SET EXERCISE: Output all lines exactly, with nothing added or dropped.
START DATA SECTION
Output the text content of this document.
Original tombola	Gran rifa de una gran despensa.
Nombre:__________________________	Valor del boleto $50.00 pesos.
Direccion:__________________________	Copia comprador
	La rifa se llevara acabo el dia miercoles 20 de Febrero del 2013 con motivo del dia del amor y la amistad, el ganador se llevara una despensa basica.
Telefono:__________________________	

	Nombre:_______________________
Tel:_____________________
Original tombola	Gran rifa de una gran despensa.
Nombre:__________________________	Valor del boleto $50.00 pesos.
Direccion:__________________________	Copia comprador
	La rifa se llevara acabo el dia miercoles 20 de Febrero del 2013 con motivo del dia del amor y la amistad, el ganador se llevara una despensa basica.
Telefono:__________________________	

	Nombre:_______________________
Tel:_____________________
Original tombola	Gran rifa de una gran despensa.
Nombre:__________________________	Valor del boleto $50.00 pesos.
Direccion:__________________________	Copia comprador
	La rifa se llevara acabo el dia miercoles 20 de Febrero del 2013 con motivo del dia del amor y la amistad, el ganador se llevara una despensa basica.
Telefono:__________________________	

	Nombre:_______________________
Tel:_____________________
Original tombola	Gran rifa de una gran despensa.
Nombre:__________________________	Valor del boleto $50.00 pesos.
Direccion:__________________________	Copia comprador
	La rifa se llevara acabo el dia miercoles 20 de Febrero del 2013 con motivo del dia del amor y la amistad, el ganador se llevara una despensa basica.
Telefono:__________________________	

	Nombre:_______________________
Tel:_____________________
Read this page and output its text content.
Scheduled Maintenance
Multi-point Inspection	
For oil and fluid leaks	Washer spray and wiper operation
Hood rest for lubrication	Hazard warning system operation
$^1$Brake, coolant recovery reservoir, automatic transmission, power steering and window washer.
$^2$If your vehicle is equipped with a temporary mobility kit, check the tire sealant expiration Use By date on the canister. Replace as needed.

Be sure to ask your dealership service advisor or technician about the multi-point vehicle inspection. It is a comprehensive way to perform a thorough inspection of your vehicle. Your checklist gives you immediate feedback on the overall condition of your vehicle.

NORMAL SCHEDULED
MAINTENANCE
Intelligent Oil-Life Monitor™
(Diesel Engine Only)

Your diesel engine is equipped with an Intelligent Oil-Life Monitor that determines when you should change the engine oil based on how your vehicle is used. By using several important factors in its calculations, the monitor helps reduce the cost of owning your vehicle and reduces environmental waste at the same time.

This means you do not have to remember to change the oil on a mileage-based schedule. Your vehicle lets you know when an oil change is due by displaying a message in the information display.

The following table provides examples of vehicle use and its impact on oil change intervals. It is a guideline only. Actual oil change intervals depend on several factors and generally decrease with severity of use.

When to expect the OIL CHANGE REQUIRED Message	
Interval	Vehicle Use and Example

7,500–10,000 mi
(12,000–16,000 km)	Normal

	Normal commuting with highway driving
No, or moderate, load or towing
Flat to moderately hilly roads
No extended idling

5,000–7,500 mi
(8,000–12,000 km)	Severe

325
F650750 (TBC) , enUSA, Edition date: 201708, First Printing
END DATA SECTION
EXERCISE OUTPUT:
Output the text content of this document.
Original tombola	Gran rifa de una gran despensa.
Nombre:__________________________	Valor del boleto $50.00 pesos.
Direccion:__________________________	Copia comprador
	La rifa se llevara acabo el dia miercoles 20 de Febrero del 2013 con motivo del dia del amor y la amistad, el ganador se llevara una despensa basica.
Telefono:__________________________	

	Nombre:_______________________
Tel:_____________________
Original tombola	Gran rifa de una gran despensa.
Nombre:__________________________	Valor del boleto $50.00 pesos.
Direccion:__________________________	Copia comprador
	La rifa se llevara acabo el dia miercoles 20 de Febrero del 2013 con motivo del dia del amor y la amistad, el ganador se llevara una despensa basica.
Telefono:__________________________	

	Nombre:_______________________
Tel:_____________________
Original tombola	Gran rifa de una gran despensa.
Nombre:__________________________	Valor del boleto $50.00 pesos.
Direccion:__________________________	Copia comprador
	La rifa se llevara acabo el dia miercoles 20 de Febrero del 2013 con motivo del dia del amor y la amistad, el ganador se llevara una despensa basica.
Telefono:__________________________	

	Nombre:_______________________
Tel:_____________________
Original tombola	Gran rifa de una gran despensa.
Nombre:__________________________	Valor del boleto $50.00 pesos.
Direccion:__________________________	Copia comprador
	La rifa se llevara acabo el dia miercoles 20 de Febrero del 2013 con motivo del dia del amor y la amistad, el ganador se llevara una despensa basica.
Telefono:__________________________	

	Nombre:_______________________
Tel:_____________________
Read this page and output its text content.
Scheduled Maintenance
Multi-point Inspection	
For oil and fluid leaks	Washer spray and wiper operation
Hood rest for lubrication	Hazard warning system operation
$^1$Brake, coolant recovery reservoir, automatic transmission, power steering and window washer.
$^2$If your vehicle is equipped with a temporary mobility kit, check the tire sealant expiration Use By date on the canister. Replace as needed.

Be sure to ask your dealership service advisor or technician about the multi-point vehicle inspection. It is a comprehensive way to perform a thorough inspection of your vehicle. Your checklist gives you immediate feedback on the overall condition of your vehicle.

NORMAL SCHEDULED
MAINTENANCE
Intelligent Oil-Life Monitor™
(Diesel Engine Only)

Your diesel engine is equipped with an Intelligent Oil-Life Monitor that determines when you should change the engine oil based on how your vehicle is used. By using several important factors in its calculations, the monitor helps reduce the cost of owning your vehicle and reduces environmental waste at the same time.

This means you do not have to remember to change the oil on a mileage-based schedule. Your vehicle lets you know when an oil change is due by displaying a message in the information display.

The following table provides examples of vehicle use and its impact on oil change intervals. It is a guideline only. Actual oil change intervals depend on several factors and generally decrease with severity of use.

When to expect the OIL CHANGE REQUIRED Message	
Interval	Vehicle Use and Example

7,500–10,000 mi
(12,000–16,000 km)	Normal

	Normal commuting with highway driving
No, or moderate, load or towing
Flat to moderately hilly roads
No extended idling

5,000–7,500 mi
(8,000–12,000 km)	Severe

325
F650750 (TBC) , enUSA, Edition date: 201708, First Printing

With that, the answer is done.